[Task brief]: State the number of lines that hold the string "武汉市洪山区自然资源和城乡建设局", with nothing added.

::: Extracted information

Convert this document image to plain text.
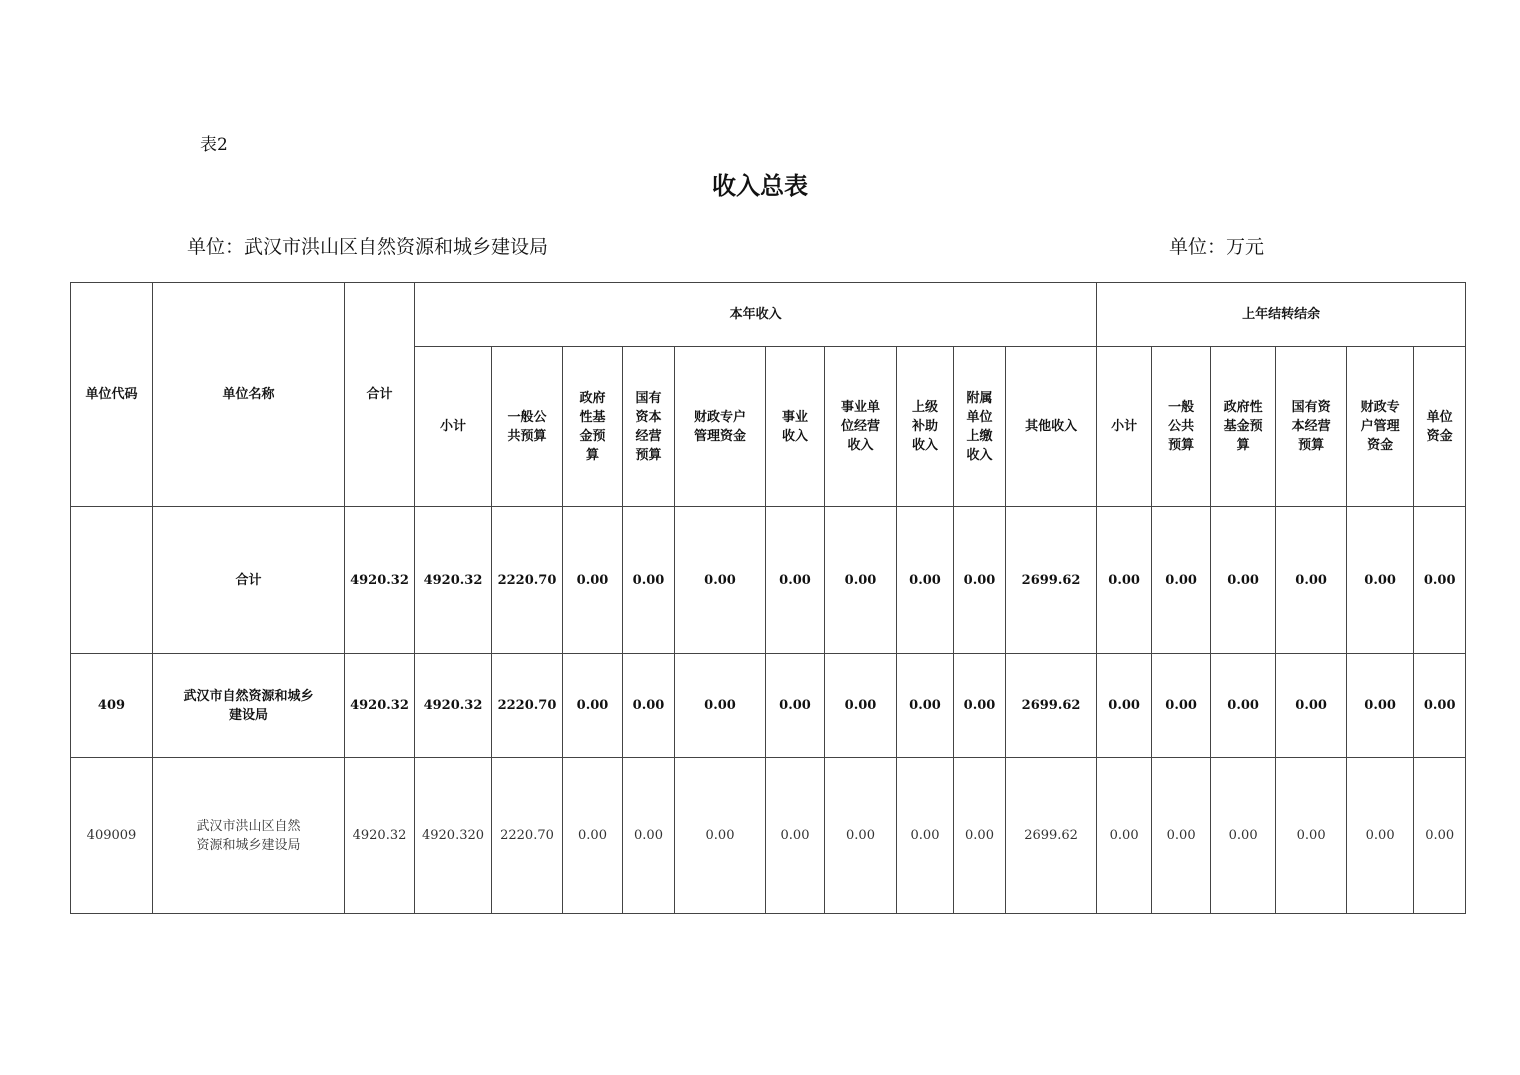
表2
收入总表
单位：武汉市洪山区自然资源和城乡建设局	单位：万元
单位代码	单位名称	合计	本年收入										上年结转结余					

			小计	一般公共预算	政府性基金预算	国有资本经营预算	财政专户管理资金	事业收入	事业单位经营收入	上级补助收入	附属单位上缴收入	其他收入	小计	一般公共预算	政府性基金预算	国有资本经营预算	财政专户管理资金	单位资金

	合计	4920.32	4920.32	2220.70	0.00	0.00	0.00	0.00	0.00	0.00	0.00	2699.62	0.00	0.00	0.00	0.00	0.00	0.00
409	武汉市自然资源和城乡建设局	4920.32	4920.32	2220.70	0.00	0.00	0.00	0.00	0.00	0.00	0.00	2699.62	0.00	0.00	0.00	0.00	0.00	0.00
409009	武汉市洪山区自然资源和城乡建设局	4920.32	4920.320	2220.70	0.00	0.00	0.00	0.00	0.00	0.00	0.00	2699.62	0.00	0.00	0.00	0.00	0.00	0.00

::::::

[Answer to this exercise]: 2